### RECORD EXCERPTS:
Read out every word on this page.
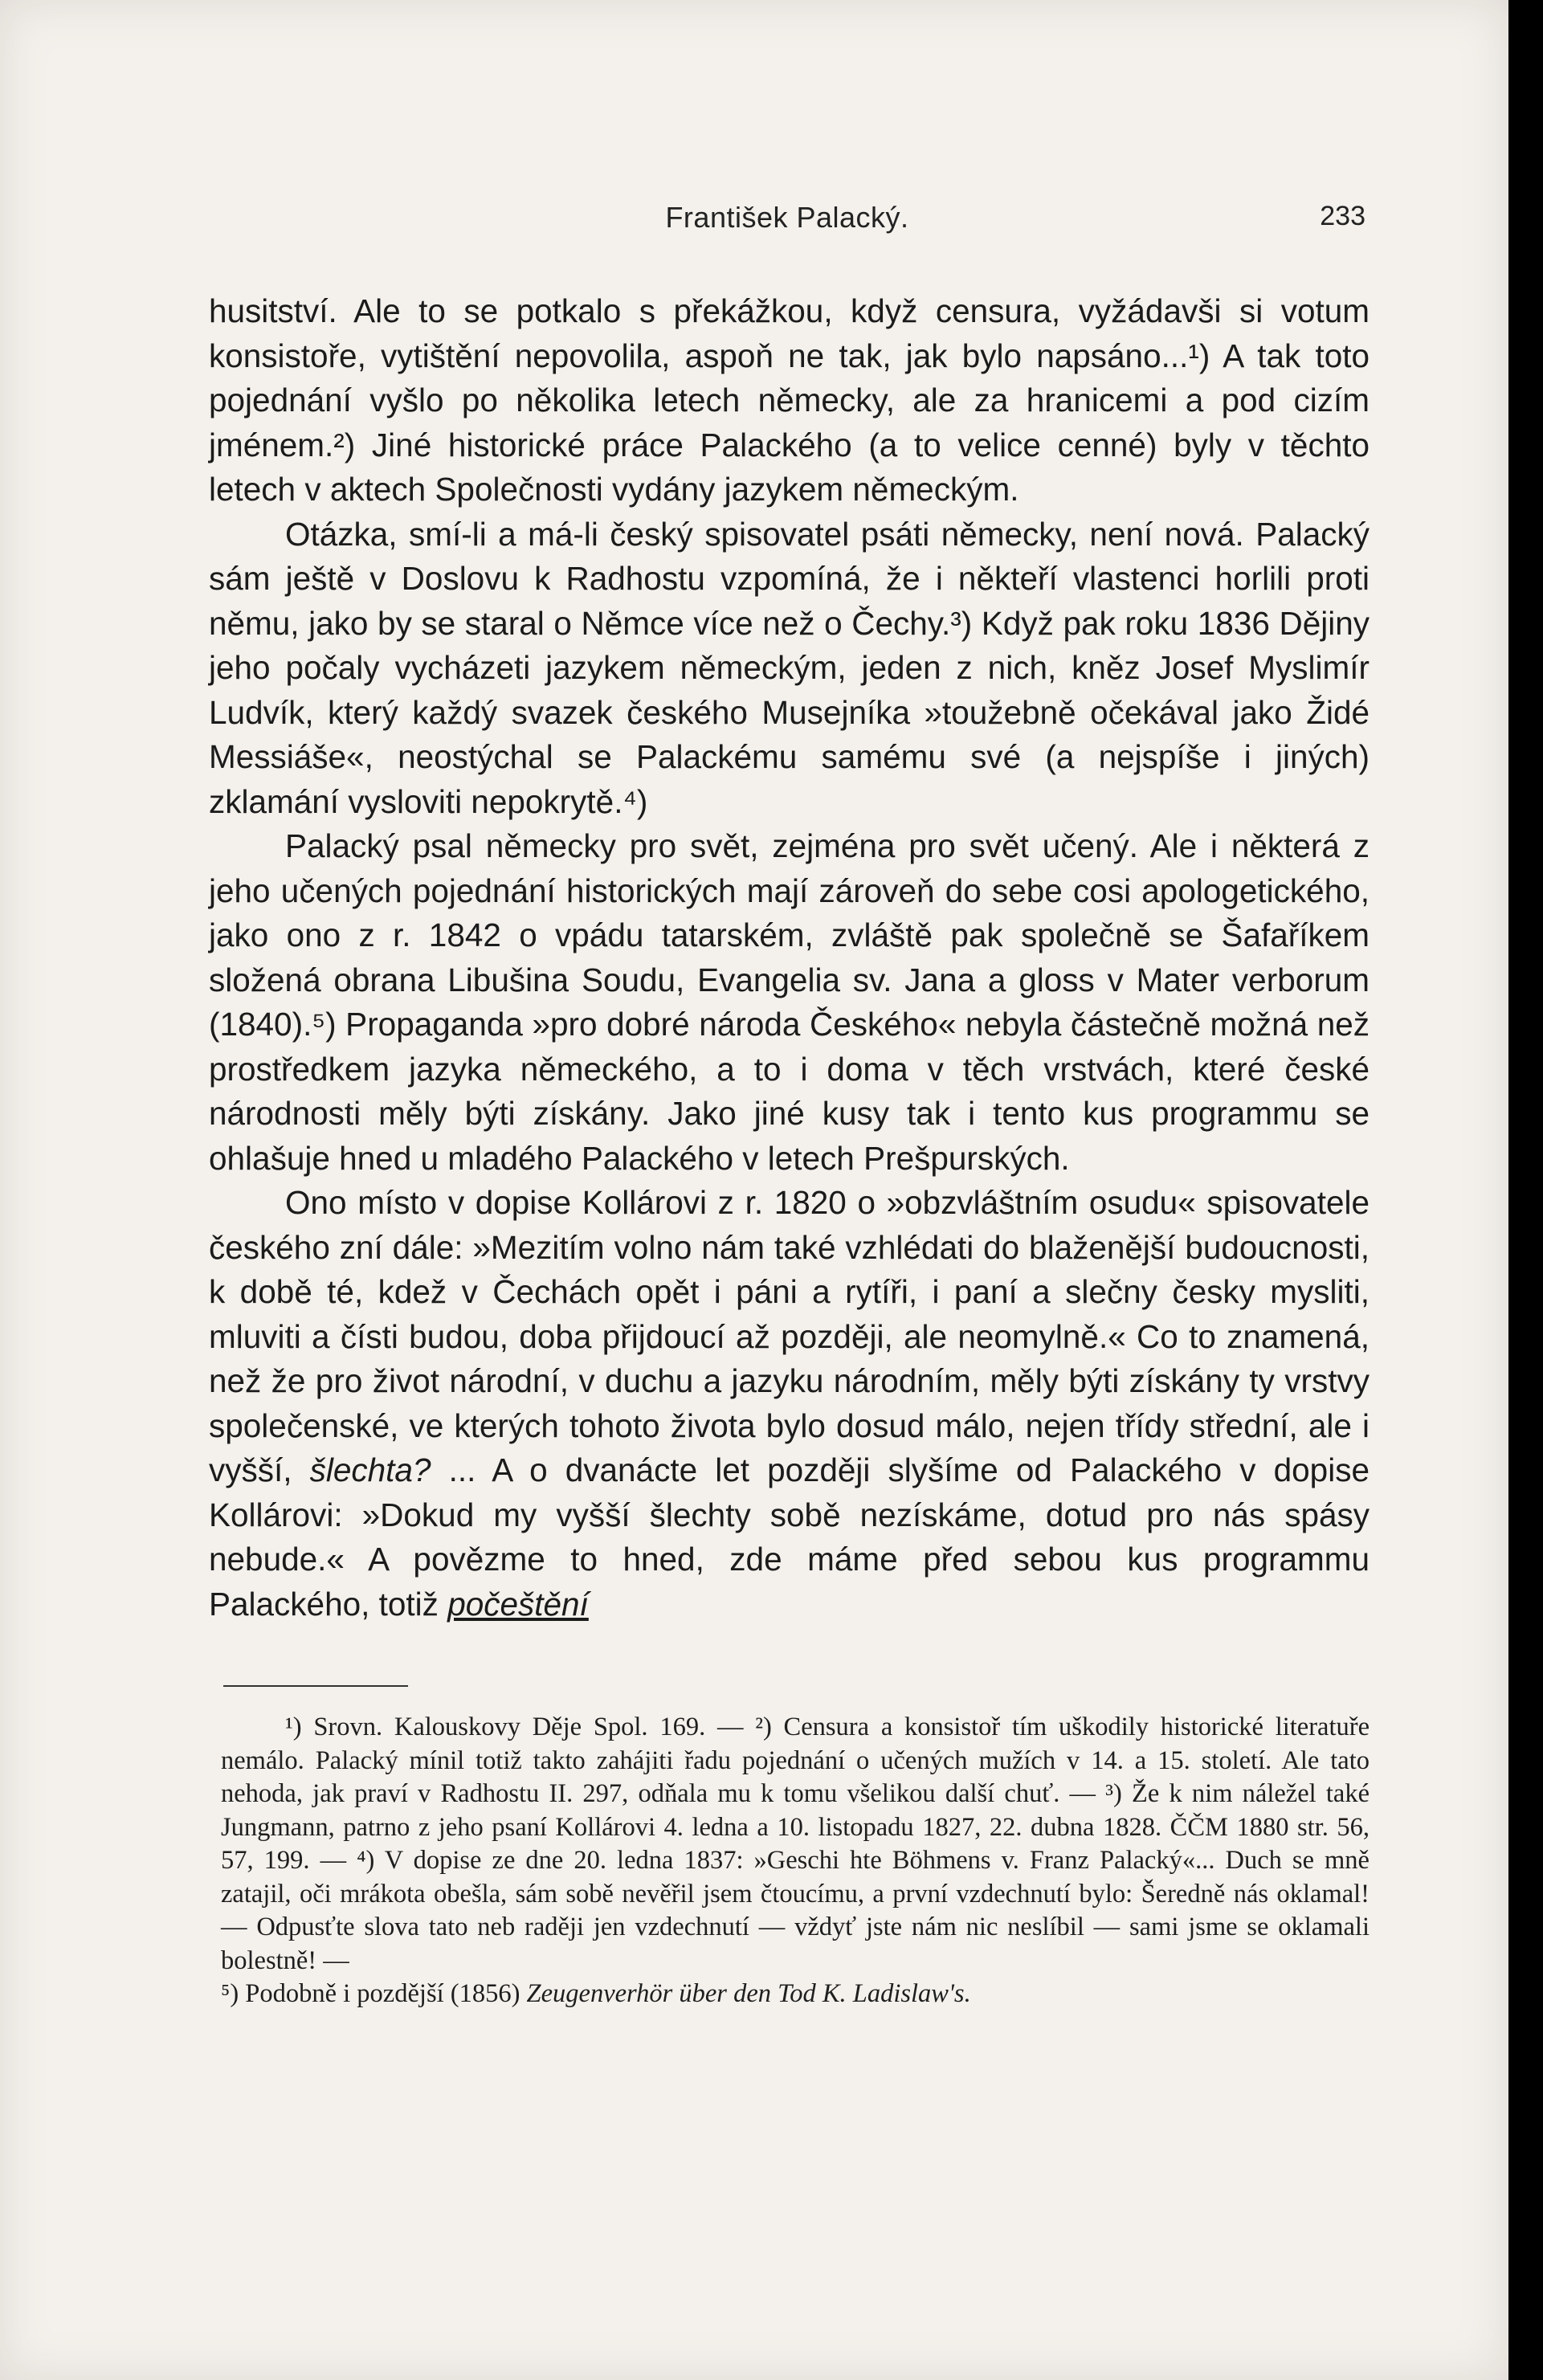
František Palacký.	233

husitství. Ale to se potkalo s překážkou, když censura, vyžádavši si votum konsistoře, vytištění nepovolila, aspoň ne tak, jak bylo napsáno...¹) A tak toto pojednání vyšlo po několika letech německy, ale za hranicemi a pod cizím jménem.²) Jiné historické práce Palackého (a to velice cenné) byly v těchto letech v aktech Společnosti vydány jazykem německým.

Otázka, smí-li a má-li český spisovatel psáti německy, není nová. Palacký sám ještě v Doslovu k Radhostu vzpomíná, že i někteří vlastenci horlili proti němu, jako by se staral o Němce více než o Čechy.³) Když pak roku 1836 Dějiny jeho počaly vycházeti jazykem německým, jeden z nich, kněz Josef Myslimír Ludvík, který každý svazek českého Musejníka »toužebně očekával jako Židé Messiáše«, neostýchal se Palackému samému své (a nejspíše i jiných) zklamání vysloviti nepokrytě.⁴)

Palacký psal německy pro svět, zejména pro svět učený. Ale i některá z jeho učených pojednání historických mají zároveň do sebe cosi apologetického, jako ono z r. 1842 o vpádu tatarském, zvláště pak společně se Šafaříkem složená obrana Libušina Soudu, Evangelia sv. Jana a gloss v Mater verborum (1840).⁵) Propaganda »pro dobré národa Českého« nebyla částečně možná než prostředkem jazyka německého, a to i doma v těch vrstvách, které české národnosti měly býti získány. Jako jiné kusy tak i tento kus programmu se ohlašuje hned u mladého Palackého v letech Prešpurských.

Ono místo v dopise Kollárovi z r. 1820 o »obzvláštním osudu« spisovatele českého zní dále: »Mezitím volno nám také vzhlédati do blaženější budoucnosti, k době té, kdež v Čechách opět i páni a rytíři, i paní a slečny česky mysliti, mluviti a čísti budou, doba přijdoucí až později, ale neomylně.« Co to znamená, než že pro život národní, v duchu a jazyku národním, měly býti získány ty vrstvy společenské, ve kterých tohoto života bylo dosud málo, nejen třídy střední, ale i vyšší, šlechta? ... A o dvanácte let později slyšíme od Palackého v dopise Kollárovi: »Dokud my vyšší šlechty sobě nezískáme, dotud pro nás spásy nebude.« A povězme to hned, zde máme před sebou kus programmu Palackého, totiž počeštění

¹) Srovn. Kalouskovy Děje Spol. 169. — ²) Censura a konsistoř tím uškodily historické literatuře nemálo. Palacký mínil totiž takto zahájiti řadu pojednání o učených mužích v 14. a 15. století. Ale tato nehoda, jak praví v Radhostu II. 297, odňala mu k tomu všelikou další chuť. — ³) Že k nim náležel také Jungmann, patrno z jeho psaní Kollárovi 4. ledna a 10. listopadu 1827, 22. dubna 1828. ČČM 1880 str. 56, 57, 199. — ⁴) V dopise ze dne 20. ledna 1837: »Geschi hte Böhmens v. Franz Palacký«... Duch se mně zatajil, oči mrákota obešla, sám sobě nevěřil jsem čtoucímu, a první vzdechnutí bylo: Šeredně nás oklamal! — Odpusťte slova tato neb raději jen vzdechnutí — vždyť jste nám nic neslíbil — sami jsme se oklamali bolestně! —

⁵) Podobně i pozdější (1856) Zeugenverhör über den Tod K. Ladislaw's.
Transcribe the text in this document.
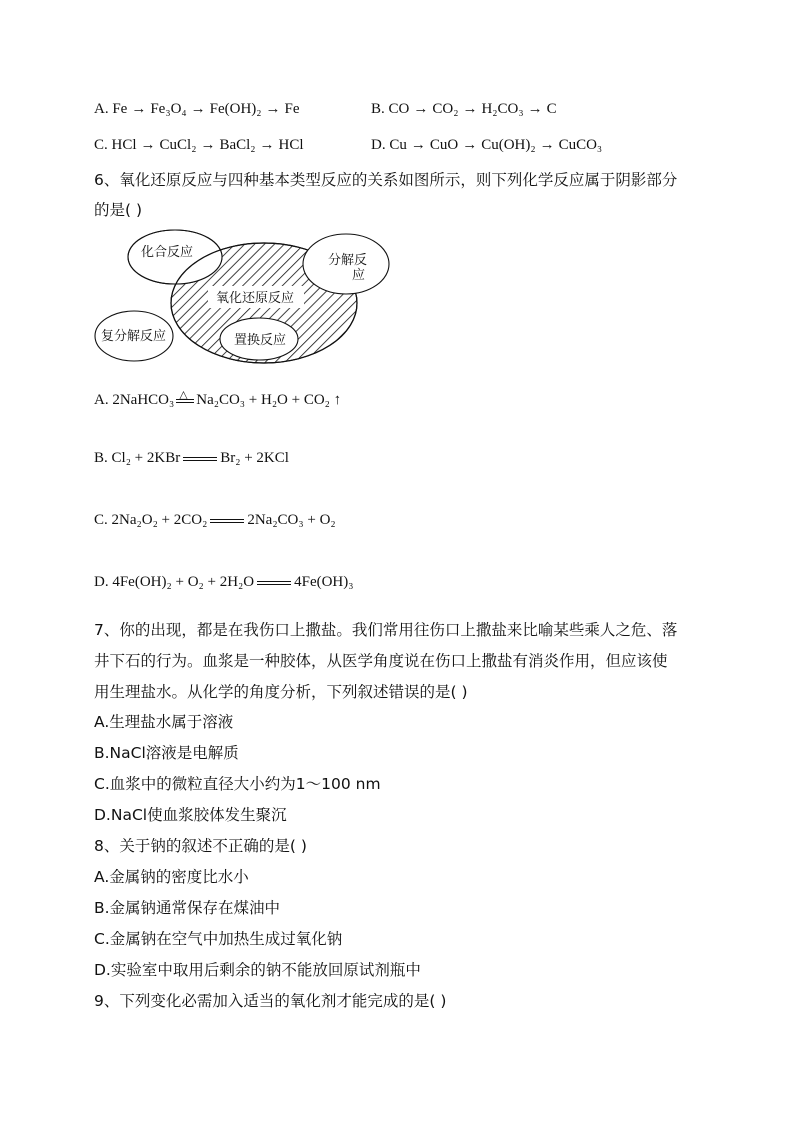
A. Fe → Fe₃O₄ → Fe(OH)₂ → Fe	B. CO → CO₂ → H₂CO₃ → C
C. HCl → CuCl₂ → BaCl₂ → HCl	D. Cu → CuO → Cu(OH)₂ → CuCO₃
6、氧化还原反应与四种基本类型反应的关系如图所示，则下列化学反应属于阴影部分
的是( )
化合反应
分解反
应
氧化还原反应
复分解反应	置换反应
A. 2NaHCO₃ △ Na₂CO₃ + H₂O + CO₂ ↑
B. Cl₂ + 2KBr	Br₂ + 2KCl
C. 2Na₂O₂ + 2CO₂	2Na₂CO₃ + O₂
D. 4Fe(OH)₂ + O₂ + 2H₂O	4Fe(OH)₃
7、你的出现，都是在我伤口上撒盐。我们常用往伤口上撒盐来比喻某些乘人之危、落
井下石的行为。血浆是一种胶体，从医学角度说在伤口上撒盐有消炎作用，但应该使
用生理盐水。从化学的角度分析，下列叙述错误的是( )
A.生理盐水属于溶液
B.NaCl溶液是电解质
C.血浆中的微粒直径大小约为1～100 nm
D.NaCl使血浆胶体发生聚沉
8、关于钠的叙述不正确的是( )
A.金属钠的密度比水小
B.金属钠通常保存在煤油中
C.金属钠在空气中加热生成过氧化钠
D.实验室中取用后剩余的钠不能放回原试剂瓶中
9、下列变化必需加入适当的氧化剂才能完成的是( )
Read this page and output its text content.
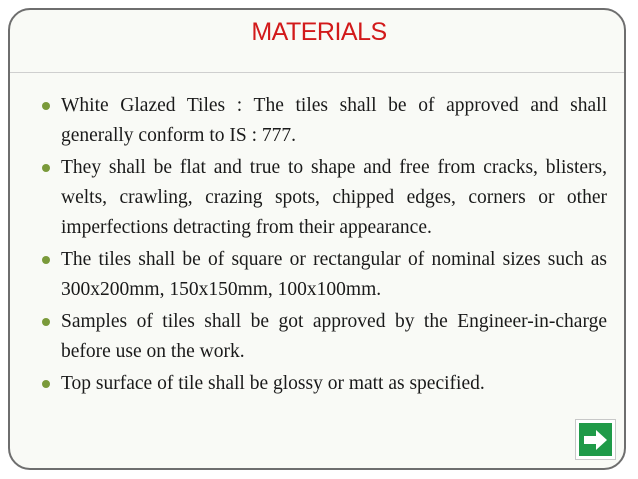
MATERIALS
White Glazed Tiles : The tiles shall be of approved and shall generally conform to IS : 777.
They shall be flat and true to shape and free from cracks, blisters, welts, crawling, crazing spots, chipped edges, corners or other imperfections detracting from their appearance.
The tiles shall be of square or rectangular of nominal sizes such as 300x200mm, 150x150mm, 100x100mm.
Samples of tiles shall be got approved by the Engineer-in-charge before use on the work.
Top surface of tile shall be glossy or matt as specified.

### CHALLENGE:
Set down all the entries exactly as they appear, but skip any pictures.

### RESULT FOR THIS TASK:
Read out every word on this page.
František Palacký.	233

husitství. Ale to se potkalo s překážkou, když censura, vyžádavši si votum konsistoře, vytištění nepovolila, aspoň ne tak, jak bylo napsáno...¹) A tak toto pojednání vyšlo po několika letech německy, ale za hranicemi a pod cizím jménem.²) Jiné historické práce Palackého (a to velice cenné) byly v těchto letech v aktech Společnosti vydány jazykem německým.

Otázka, smí-li a má-li český spisovatel psáti německy, není nová. Palacký sám ještě v Doslovu k Radhostu vzpomíná, že i někteří vlastenci horlili proti němu, jako by se staral o Němce více než o Čechy.³) Když pak roku 1836 Dějiny jeho počaly vycházeti jazykem německým, jeden z nich, kněz Josef Myslimír Ludvík, který každý svazek českého Musejníka »toužebně očekával jako Židé Messiáše«, neostýchal se Palackému samému své (a nejspíše i jiných) zklamání vysloviti nepokrytě.⁴)

Palacký psal německy pro svět, zejména pro svět učený. Ale i některá z jeho učených pojednání historických mají zároveň do sebe cosi apologetického, jako ono z r. 1842 o vpádu tatarském, zvláště pak společně se Šafaříkem složená obrana Libušina Soudu, Evangelia sv. Jana a gloss v Mater verborum (1840).⁵) Propaganda »pro dobré národa Českého« nebyla částečně možná než prostředkem jazyka německého, a to i doma v těch vrstvách, které české národnosti měly býti získány. Jako jiné kusy tak i tento kus programmu se ohlašuje hned u mladého Palackého v letech Prešpurských.

Ono místo v dopise Kollárovi z r. 1820 o »obzvláštním osudu« spisovatele českého zní dále: »Mezitím volno nám také vzhlédati do blaženější budoucnosti, k době té, kdež v Čechách opět i páni a rytíři, i paní a slečny česky mysliti, mluviti a čísti budou, doba přijdoucí až později, ale neomylně.« Co to znamená, než že pro život národní, v duchu a jazyku národním, měly býti získány ty vrstvy společenské, ve kterých tohoto života bylo dosud málo, nejen třídy střední, ale i vyšší, šlechta? ... A o dvanácte let později slyšíme od Palackého v dopise Kollárovi: »Dokud my vyšší šlechty sobě nezískáme, dotud pro nás spásy nebude.« A povězme to hned, zde máme před sebou kus programmu Palackého, totiž počeštění

¹) Srovn. Kalouskovy Děje Spol. 169. — ²) Censura a konsistoř tím uškodily historické literatuře nemálo. Palacký mínil totiž takto zahájiti řadu pojednání o učených mužích v 14. a 15. století. Ale tato nehoda, jak praví v Radhostu II. 297, odňala mu k tomu všelikou další chuť. — ³) Že k nim náležel také Jungmann, patrno z jeho psaní Kollárovi 4. ledna a 10. listopadu 1827, 22. dubna 1828. ČČM 1880 str. 56, 57, 199. — ⁴) V dopise ze dne 20. ledna 1837: »Geschi hte Böhmens v. Franz Palacký«... Duch se mně zatajil, oči mrákota obešla, sám sobě nevěřil jsem čtoucímu, a první vzdechnutí bylo: Šeredně nás oklamal! — Odpusťte slova tato neb raději jen vzdechnutí — vždyť jste nám nic neslíbil — sami jsme se oklamali bolestně! —

⁵) Podobně i pozdější (1856) Zeugenverhör über den Tod K. Ladislaw's.
Transcribe the text in this document.
A. Fe → Fe₃O₄ → Fe(OH)₂ → Fe	B. CO → CO₂ → H₂CO₃ → C
C. HCl → CuCl₂ → BaCl₂ → HCl	D. Cu → CuO → Cu(OH)₂ → CuCO₃
6、氧化还原反应与四种基本类型反应的关系如图所示，则下列化学反应属于阴影部分
的是( )
化合反应
分解反
应
氧化还原反应
复分解反应	置换反应
A. 2NaHCO₃ △ Na₂CO₃ + H₂O + CO₂ ↑
B. Cl₂ + 2KBr	Br₂ + 2KCl
C. 2Na₂O₂ + 2CO₂	2Na₂CO₃ + O₂
D. 4Fe(OH)₂ + O₂ + 2H₂O	4Fe(OH)₃
7、你的出现，都是在我伤口上撒盐。我们常用往伤口上撒盐来比喻某些乘人之危、落
井下石的行为。血浆是一种胶体，从医学角度说在伤口上撒盐有消炎作用，但应该使
用生理盐水。从化学的角度分析，下列叙述错误的是( )
A.生理盐水属于溶液
B.NaCl溶液是电解质
C.血浆中的微粒直径大小约为1～100 nm
D.NaCl使血浆胶体发生聚沉
8、关于钠的叙述不正确的是( )
A.金属钠的密度比水小
B.金属钠通常保存在煤油中
C.金属钠在空气中加热生成过氧化钠
D.实验室中取用后剩余的钠不能放回原试剂瓶中
9、下列变化必需加入适当的氧化剂才能完成的是( )
Read this page and output its text content.
MATERIALS
White Glazed Tiles : The tiles shall be of approved and shall generally conform to IS : 777.
They shall be flat and true to shape and free from cracks, blisters, welts, crawling, crazing spots, chipped edges, corners or other imperfections detracting from their appearance.
The tiles shall be of square or rectangular of nominal sizes such as 300x200mm, 150x150mm, 100x100mm.
Samples of tiles shall be got approved by the Engineer-in-charge before use on the work.
Top surface of tile shall be glossy or matt as specified.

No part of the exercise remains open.